### [Listed records]
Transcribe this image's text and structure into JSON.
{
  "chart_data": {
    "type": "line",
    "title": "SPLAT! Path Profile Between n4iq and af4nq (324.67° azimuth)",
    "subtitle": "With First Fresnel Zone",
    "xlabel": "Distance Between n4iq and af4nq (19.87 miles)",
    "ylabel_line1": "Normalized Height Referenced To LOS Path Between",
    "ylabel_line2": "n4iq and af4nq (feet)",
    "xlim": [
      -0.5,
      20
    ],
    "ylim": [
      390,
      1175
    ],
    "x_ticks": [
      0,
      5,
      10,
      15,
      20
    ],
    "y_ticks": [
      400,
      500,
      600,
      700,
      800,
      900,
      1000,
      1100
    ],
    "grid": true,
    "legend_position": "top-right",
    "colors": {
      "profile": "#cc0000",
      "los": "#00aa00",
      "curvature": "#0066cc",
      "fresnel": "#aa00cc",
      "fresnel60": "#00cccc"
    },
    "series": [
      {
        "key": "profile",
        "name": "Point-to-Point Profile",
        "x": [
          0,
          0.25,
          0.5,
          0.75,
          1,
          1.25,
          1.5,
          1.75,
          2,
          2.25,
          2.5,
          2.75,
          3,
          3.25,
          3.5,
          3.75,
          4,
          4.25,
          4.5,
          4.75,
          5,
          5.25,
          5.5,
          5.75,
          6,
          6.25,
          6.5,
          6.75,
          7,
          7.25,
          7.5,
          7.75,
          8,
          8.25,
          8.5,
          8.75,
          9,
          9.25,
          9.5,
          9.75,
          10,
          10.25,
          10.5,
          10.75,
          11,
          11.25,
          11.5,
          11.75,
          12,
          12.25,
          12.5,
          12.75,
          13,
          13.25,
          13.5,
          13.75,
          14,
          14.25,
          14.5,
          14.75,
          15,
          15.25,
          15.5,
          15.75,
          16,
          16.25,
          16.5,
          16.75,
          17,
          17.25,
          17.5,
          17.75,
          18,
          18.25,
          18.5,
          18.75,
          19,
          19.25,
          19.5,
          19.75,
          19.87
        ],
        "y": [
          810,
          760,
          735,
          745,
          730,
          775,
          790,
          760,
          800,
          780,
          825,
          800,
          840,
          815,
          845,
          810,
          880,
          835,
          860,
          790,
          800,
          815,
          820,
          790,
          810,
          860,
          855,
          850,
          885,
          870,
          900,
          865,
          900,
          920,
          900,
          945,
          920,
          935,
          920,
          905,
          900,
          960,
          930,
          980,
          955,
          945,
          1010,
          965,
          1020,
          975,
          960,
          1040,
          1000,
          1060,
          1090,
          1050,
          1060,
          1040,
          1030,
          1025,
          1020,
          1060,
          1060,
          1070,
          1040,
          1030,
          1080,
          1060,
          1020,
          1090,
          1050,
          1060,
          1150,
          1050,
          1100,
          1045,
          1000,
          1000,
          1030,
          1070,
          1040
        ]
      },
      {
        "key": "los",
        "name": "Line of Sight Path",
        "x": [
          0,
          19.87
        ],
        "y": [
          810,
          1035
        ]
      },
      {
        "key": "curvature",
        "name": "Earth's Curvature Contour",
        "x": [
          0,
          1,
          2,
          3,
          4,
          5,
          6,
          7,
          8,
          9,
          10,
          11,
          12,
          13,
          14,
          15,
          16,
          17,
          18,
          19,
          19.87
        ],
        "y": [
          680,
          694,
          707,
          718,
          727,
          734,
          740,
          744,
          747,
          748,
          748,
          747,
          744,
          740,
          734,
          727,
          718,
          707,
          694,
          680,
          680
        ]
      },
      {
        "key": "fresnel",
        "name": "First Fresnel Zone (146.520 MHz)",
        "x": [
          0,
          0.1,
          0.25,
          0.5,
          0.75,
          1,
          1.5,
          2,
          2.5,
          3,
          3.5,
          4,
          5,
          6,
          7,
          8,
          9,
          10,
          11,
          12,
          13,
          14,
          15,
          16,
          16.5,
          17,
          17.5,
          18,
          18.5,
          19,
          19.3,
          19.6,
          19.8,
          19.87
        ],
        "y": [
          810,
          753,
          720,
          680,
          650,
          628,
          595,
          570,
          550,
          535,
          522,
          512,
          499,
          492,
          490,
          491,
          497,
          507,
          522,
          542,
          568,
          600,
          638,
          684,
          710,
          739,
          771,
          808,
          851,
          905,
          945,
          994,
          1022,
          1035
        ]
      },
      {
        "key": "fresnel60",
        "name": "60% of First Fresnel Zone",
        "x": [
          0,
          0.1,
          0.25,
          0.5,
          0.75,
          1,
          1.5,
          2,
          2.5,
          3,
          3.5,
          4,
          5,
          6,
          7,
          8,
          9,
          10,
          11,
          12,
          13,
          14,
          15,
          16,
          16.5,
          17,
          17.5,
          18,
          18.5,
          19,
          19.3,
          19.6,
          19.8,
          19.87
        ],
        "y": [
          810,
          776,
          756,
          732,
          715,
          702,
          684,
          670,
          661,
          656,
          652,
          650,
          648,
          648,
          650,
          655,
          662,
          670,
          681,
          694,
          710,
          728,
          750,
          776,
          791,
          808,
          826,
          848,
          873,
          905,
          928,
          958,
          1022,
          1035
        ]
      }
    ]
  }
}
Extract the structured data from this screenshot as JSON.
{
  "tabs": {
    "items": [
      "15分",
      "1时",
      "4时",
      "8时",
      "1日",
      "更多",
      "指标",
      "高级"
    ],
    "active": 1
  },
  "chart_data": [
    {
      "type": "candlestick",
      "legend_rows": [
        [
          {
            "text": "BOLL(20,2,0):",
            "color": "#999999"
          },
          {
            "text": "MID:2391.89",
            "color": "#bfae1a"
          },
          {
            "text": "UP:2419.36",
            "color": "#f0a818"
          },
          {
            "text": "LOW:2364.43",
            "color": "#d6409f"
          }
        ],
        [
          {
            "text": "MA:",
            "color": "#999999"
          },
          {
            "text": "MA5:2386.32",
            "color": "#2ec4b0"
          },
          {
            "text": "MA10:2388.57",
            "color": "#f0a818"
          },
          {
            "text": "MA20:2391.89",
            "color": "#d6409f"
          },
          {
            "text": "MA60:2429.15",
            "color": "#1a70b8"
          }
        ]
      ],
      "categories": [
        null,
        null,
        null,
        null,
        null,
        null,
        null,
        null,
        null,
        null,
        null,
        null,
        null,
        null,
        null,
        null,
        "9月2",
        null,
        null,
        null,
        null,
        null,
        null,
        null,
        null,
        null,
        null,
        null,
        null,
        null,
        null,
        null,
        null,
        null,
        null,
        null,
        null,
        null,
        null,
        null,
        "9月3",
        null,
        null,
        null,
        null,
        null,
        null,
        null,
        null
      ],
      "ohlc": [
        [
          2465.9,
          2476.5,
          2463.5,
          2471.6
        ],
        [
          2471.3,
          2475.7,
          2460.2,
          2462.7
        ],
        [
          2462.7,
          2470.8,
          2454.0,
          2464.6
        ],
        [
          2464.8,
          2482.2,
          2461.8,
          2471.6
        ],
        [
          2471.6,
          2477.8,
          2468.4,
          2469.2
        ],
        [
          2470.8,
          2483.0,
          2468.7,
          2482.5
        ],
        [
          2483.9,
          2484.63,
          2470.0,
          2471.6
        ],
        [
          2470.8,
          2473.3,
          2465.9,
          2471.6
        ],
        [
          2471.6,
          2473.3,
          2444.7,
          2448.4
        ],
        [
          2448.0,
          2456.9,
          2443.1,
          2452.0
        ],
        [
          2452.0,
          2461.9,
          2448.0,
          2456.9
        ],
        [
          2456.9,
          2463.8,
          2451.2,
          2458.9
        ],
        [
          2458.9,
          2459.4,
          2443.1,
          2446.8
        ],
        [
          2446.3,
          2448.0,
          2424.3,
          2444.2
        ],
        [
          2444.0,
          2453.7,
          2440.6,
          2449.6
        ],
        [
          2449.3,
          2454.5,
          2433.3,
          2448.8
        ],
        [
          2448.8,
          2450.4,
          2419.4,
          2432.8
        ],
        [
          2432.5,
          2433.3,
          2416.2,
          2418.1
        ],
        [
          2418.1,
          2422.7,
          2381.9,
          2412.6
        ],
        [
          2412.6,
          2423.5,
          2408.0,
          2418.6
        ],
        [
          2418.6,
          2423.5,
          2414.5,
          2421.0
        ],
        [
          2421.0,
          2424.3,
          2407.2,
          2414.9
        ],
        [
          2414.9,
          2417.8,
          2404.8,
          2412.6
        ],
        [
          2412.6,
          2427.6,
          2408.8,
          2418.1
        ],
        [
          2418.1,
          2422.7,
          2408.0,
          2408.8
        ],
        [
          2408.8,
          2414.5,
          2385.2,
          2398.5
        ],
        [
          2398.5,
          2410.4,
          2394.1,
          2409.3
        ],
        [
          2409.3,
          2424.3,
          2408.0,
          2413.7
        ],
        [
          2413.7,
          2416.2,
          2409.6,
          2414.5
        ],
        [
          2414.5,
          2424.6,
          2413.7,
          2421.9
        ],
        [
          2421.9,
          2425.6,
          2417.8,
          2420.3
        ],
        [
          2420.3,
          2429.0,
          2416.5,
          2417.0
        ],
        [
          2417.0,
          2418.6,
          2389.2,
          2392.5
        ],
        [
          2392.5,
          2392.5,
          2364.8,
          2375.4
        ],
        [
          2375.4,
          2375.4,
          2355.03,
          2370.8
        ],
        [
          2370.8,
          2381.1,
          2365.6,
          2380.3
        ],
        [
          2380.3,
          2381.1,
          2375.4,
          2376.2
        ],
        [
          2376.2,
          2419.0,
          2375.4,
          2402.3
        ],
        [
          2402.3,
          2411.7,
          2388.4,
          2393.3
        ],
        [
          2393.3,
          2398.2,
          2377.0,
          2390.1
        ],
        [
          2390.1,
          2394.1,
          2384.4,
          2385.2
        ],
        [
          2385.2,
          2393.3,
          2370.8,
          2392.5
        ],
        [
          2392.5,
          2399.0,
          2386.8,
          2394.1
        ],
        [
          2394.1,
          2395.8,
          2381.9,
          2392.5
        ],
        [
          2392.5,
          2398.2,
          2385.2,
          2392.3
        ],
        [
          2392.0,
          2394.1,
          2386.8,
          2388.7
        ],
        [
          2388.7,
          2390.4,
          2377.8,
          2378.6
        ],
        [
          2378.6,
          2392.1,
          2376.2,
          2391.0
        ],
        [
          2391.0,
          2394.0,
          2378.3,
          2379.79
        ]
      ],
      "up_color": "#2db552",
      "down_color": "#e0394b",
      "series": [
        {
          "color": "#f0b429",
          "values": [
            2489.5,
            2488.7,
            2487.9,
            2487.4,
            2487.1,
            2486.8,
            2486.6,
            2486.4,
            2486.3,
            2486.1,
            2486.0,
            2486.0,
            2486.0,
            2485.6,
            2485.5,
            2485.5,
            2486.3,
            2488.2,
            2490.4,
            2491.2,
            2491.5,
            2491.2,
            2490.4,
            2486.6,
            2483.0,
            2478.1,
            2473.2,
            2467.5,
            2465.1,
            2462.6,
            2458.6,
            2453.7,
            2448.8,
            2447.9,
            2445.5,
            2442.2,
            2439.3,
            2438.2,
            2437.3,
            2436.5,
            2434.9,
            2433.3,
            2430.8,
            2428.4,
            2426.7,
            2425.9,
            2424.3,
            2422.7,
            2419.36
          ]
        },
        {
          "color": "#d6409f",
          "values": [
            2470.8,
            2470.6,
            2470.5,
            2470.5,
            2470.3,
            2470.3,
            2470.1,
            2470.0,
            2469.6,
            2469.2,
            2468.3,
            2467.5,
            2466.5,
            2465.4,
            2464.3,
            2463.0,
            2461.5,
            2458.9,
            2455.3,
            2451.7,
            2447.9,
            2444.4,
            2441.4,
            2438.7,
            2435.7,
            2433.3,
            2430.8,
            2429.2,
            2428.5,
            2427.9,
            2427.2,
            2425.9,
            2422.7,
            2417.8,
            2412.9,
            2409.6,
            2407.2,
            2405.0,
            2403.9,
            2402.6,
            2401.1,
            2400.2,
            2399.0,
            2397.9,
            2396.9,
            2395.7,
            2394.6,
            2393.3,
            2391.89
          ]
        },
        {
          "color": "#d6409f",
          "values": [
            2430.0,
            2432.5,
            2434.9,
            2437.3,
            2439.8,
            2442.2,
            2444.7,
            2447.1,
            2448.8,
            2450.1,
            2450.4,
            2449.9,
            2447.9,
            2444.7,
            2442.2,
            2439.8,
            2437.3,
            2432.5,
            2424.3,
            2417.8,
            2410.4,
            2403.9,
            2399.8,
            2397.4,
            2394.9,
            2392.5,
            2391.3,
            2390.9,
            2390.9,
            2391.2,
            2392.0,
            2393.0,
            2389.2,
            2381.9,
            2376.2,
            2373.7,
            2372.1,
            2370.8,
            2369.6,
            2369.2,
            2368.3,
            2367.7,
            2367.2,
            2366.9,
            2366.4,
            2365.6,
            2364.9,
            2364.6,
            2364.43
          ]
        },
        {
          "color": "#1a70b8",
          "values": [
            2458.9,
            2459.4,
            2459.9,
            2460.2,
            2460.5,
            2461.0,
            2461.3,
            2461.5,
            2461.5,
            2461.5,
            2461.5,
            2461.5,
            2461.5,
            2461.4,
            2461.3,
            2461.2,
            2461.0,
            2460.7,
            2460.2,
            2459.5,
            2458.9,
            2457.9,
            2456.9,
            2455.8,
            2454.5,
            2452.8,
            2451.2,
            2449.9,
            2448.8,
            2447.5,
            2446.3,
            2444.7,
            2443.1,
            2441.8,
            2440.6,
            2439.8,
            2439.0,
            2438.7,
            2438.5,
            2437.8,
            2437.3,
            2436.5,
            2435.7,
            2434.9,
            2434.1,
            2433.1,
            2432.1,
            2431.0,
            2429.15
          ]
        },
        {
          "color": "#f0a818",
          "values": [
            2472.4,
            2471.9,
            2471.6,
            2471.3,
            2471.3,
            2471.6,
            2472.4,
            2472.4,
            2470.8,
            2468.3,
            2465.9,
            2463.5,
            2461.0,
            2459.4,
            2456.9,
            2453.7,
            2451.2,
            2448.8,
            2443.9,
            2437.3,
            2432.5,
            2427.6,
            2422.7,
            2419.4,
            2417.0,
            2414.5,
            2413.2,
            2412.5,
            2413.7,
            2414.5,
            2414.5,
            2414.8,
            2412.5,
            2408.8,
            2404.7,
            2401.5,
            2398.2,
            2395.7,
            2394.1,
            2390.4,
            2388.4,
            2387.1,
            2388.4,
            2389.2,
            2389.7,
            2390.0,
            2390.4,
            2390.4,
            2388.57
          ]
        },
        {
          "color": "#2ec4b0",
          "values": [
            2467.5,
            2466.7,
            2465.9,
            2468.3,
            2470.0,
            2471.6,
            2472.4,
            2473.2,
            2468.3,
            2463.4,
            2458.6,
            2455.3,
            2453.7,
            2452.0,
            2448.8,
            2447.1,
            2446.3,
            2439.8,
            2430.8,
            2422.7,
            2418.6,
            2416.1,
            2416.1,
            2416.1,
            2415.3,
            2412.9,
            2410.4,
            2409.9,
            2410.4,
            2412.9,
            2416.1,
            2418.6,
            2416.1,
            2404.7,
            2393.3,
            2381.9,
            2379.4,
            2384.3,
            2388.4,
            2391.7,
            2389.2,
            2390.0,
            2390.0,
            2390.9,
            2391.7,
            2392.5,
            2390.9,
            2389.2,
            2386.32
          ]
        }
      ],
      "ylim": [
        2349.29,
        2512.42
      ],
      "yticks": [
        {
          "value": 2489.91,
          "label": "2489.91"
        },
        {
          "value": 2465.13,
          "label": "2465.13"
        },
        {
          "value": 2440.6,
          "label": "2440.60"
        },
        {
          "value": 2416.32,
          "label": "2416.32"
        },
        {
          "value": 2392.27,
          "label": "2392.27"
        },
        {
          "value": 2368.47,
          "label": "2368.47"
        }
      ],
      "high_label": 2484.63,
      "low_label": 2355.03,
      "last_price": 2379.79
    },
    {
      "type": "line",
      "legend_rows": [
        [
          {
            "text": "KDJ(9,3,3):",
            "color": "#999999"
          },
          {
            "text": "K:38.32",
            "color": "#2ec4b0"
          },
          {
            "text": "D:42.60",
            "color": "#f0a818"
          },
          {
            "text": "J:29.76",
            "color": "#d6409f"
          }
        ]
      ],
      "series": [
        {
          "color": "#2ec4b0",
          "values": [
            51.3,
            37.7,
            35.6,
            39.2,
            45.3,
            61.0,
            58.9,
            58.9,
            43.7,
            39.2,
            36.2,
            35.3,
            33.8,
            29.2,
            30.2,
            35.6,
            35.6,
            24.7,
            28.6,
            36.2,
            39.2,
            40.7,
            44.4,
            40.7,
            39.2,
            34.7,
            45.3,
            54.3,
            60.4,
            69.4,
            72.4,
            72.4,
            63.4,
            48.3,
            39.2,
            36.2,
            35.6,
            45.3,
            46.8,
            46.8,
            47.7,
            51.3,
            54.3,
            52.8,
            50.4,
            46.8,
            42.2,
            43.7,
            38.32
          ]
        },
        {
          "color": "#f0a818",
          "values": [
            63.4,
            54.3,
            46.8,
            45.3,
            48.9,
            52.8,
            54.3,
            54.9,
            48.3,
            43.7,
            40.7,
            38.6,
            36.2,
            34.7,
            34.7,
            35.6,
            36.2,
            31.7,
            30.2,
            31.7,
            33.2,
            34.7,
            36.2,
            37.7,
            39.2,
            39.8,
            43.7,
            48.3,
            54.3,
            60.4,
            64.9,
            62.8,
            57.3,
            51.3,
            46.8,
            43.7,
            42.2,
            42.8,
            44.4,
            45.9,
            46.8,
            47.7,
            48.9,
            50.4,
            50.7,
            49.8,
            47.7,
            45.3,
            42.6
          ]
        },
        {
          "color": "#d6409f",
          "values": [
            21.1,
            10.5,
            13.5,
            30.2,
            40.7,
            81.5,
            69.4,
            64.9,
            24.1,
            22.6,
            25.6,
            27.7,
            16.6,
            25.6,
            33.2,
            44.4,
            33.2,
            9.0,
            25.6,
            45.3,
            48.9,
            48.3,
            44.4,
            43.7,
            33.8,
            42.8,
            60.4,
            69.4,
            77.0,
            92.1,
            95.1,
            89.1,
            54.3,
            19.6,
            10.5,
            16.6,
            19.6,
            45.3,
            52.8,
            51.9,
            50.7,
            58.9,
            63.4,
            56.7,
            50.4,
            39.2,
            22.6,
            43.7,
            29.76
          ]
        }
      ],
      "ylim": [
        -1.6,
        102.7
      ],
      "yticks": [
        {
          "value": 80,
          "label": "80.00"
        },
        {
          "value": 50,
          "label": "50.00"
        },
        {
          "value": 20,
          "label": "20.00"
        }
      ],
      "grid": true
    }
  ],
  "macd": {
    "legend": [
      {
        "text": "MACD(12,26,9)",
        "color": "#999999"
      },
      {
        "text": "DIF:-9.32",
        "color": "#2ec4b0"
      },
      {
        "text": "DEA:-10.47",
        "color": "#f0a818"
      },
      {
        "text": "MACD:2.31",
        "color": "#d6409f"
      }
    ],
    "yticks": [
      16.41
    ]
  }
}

### [Required task]
Select the lines from the entries that include the word "Path".

### [Answer for this exercise]
    "title": "SPLAT! Path Profile Between n4iq and af4nq (324.67° azimuth)",
    "ylabel_line1": "Normalized Height Referenced To LOS Path Between",
        "name": "Line of Sight Path",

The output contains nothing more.